Task prompt
Give every line of the material again, exactly as written.

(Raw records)
----------

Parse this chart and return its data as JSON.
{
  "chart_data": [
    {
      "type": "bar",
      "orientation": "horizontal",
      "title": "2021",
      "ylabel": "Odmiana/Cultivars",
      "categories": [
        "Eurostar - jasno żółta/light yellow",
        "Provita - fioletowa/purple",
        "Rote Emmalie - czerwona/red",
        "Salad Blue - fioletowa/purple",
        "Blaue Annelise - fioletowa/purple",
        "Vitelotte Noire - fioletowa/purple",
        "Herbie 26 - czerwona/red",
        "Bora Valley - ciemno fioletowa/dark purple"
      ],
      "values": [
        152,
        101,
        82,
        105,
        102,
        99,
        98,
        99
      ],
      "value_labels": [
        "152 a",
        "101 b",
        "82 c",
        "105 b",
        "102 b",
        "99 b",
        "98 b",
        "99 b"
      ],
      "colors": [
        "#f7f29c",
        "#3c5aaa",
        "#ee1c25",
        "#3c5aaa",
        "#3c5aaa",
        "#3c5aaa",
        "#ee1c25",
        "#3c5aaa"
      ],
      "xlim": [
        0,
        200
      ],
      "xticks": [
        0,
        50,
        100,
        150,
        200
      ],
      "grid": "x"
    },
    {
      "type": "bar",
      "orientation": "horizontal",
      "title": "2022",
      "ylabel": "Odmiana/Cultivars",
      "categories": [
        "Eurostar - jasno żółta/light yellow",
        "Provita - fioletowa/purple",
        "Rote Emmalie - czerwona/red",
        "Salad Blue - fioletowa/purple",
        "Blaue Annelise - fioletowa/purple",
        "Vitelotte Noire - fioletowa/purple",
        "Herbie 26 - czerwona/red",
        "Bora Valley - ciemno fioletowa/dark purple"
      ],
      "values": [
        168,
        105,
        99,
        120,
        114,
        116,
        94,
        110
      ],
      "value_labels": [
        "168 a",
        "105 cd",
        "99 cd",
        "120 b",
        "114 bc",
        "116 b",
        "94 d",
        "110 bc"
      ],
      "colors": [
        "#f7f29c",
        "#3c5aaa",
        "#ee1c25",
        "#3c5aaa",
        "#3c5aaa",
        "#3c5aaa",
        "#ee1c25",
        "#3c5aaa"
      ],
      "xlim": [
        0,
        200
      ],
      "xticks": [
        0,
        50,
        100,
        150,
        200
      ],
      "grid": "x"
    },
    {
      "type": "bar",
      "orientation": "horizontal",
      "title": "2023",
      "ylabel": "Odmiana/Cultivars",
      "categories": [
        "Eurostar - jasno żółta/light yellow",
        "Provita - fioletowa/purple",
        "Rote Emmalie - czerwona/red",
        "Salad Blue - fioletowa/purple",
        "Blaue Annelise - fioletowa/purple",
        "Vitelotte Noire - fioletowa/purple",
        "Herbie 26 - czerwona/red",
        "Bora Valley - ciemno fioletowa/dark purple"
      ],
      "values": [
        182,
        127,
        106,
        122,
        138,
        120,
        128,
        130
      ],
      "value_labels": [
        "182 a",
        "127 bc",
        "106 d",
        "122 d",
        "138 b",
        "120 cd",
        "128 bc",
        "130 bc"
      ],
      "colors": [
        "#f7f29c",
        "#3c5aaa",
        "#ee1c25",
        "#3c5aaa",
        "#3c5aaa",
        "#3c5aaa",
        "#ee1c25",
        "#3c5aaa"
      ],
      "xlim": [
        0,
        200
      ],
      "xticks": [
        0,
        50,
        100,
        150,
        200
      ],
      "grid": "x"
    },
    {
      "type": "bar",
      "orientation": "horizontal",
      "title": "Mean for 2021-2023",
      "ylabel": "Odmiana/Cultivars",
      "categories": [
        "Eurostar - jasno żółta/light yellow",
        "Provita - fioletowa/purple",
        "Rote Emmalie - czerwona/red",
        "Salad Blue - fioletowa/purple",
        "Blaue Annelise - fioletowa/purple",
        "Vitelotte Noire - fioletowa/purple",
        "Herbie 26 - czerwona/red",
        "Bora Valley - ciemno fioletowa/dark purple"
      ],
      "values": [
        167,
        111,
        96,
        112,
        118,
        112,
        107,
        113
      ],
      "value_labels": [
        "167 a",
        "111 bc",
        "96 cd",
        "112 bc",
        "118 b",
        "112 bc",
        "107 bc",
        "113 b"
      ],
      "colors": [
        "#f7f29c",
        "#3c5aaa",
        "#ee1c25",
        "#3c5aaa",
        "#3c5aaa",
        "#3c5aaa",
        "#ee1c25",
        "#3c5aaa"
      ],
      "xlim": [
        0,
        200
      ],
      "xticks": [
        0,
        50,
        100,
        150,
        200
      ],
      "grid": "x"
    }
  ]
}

----------

Response to the task
Parse this chart and return its data as JSON.
{
  "chart_data": [
    {
      "type": "bar",
      "orientation": "horizontal",
      "title": "2021",
      "ylabel": "Odmiana/Cultivars",
      "categories": [
        "Eurostar - jasno żółta/light yellow",
        "Provita - fioletowa/purple",
        "Rote Emmalie - czerwona/red",
        "Salad Blue - fioletowa/purple",
        "Blaue Annelise - fioletowa/purple",
        "Vitelotte Noire - fioletowa/purple",
        "Herbie 26 - czerwona/red",
        "Bora Valley - ciemno fioletowa/dark purple"
      ],
      "values": [
        152,
        101,
        82,
        105,
        102,
        99,
        98,
        99
      ],
      "value_labels": [
        "152 a",
        "101 b",
        "82 c",
        "105 b",
        "102 b",
        "99 b",
        "98 b",
        "99 b"
      ],
      "colors": [
        "#f7f29c",
        "#3c5aaa",
        "#ee1c25",
        "#3c5aaa",
        "#3c5aaa",
        "#3c5aaa",
        "#ee1c25",
        "#3c5aaa"
      ],
      "xlim": [
        0,
        200
      ],
      "xticks": [
        0,
        50,
        100,
        150,
        200
      ],
      "grid": "x"
    },
    {
      "type": "bar",
      "orientation": "horizontal",
      "title": "2022",
      "ylabel": "Odmiana/Cultivars",
      "categories": [
        "Eurostar - jasno żółta/light yellow",
        "Provita - fioletowa/purple",
        "Rote Emmalie - czerwona/red",
        "Salad Blue - fioletowa/purple",
        "Blaue Annelise - fioletowa/purple",
        "Vitelotte Noire - fioletowa/purple",
        "Herbie 26 - czerwona/red",
        "Bora Valley - ciemno fioletowa/dark purple"
      ],
      "values": [
        168,
        105,
        99,
        120,
        114,
        116,
        94,
        110
      ],
      "value_labels": [
        "168 a",
        "105 cd",
        "99 cd",
        "120 b",
        "114 bc",
        "116 b",
        "94 d",
        "110 bc"
      ],
      "colors": [
        "#f7f29c",
        "#3c5aaa",
        "#ee1c25",
        "#3c5aaa",
        "#3c5aaa",
        "#3c5aaa",
        "#ee1c25",
        "#3c5aaa"
      ],
      "xlim": [
        0,
        200
      ],
      "xticks": [
        0,
        50,
        100,
        150,
        200
      ],
      "grid": "x"
    },
    {
      "type": "bar",
      "orientation": "horizontal",
      "title": "2023",
      "ylabel": "Odmiana/Cultivars",
      "categories": [
        "Eurostar - jasno żółta/light yellow",
        "Provita - fioletowa/purple",
        "Rote Emmalie - czerwona/red",
        "Salad Blue - fioletowa/purple",
        "Blaue Annelise - fioletowa/purple",
        "Vitelotte Noire - fioletowa/purple",
        "Herbie 26 - czerwona/red",
        "Bora Valley - ciemno fioletowa/dark purple"
      ],
      "values": [
        182,
        127,
        106,
        122,
        138,
        120,
        128,
        130
      ],
      "value_labels": [
        "182 a",
        "127 bc",
        "106 d",
        "122 d",
        "138 b",
        "120 cd",
        "128 bc",
        "130 bc"
      ],
      "colors": [
        "#f7f29c",
        "#3c5aaa",
        "#ee1c25",
        "#3c5aaa",
        "#3c5aaa",
        "#3c5aaa",
        "#ee1c25",
        "#3c5aaa"
      ],
      "xlim": [
        0,
        200
      ],
      "xticks": [
        0,
        50,
        100,
        150,
        200
      ],
      "grid": "x"
    },
    {
      "type": "bar",
      "orientation": "horizontal",
      "title": "Mean for 2021-2023",
      "ylabel": "Odmiana/Cultivars",
      "categories": [
        "Eurostar - jasno żółta/light yellow",
        "Provita - fioletowa/purple",
        "Rote Emmalie - czerwona/red",
        "Salad Blue - fioletowa/purple",
        "Blaue Annelise - fioletowa/purple",
        "Vitelotte Noire - fioletowa/purple",
        "Herbie 26 - czerwona/red",
        "Bora Valley - ciemno fioletowa/dark purple"
      ],
      "values": [
        167,
        111,
        96,
        112,
        118,
        112,
        107,
        113
      ],
      "value_labels": [
        "167 a",
        "111 bc",
        "96 cd",
        "112 bc",
        "118 b",
        "112 bc",
        "107 bc",
        "113 b"
      ],
      "colors": [
        "#f7f29c",
        "#3c5aaa",
        "#ee1c25",
        "#3c5aaa",
        "#3c5aaa",
        "#3c5aaa",
        "#ee1c25",
        "#3c5aaa"
      ],
      "xlim": [
        0,
        200
      ],
      "xticks": [
        0,
        50,
        100,
        150,
        200
      ],
      "grid": "x"
    }
  ]
}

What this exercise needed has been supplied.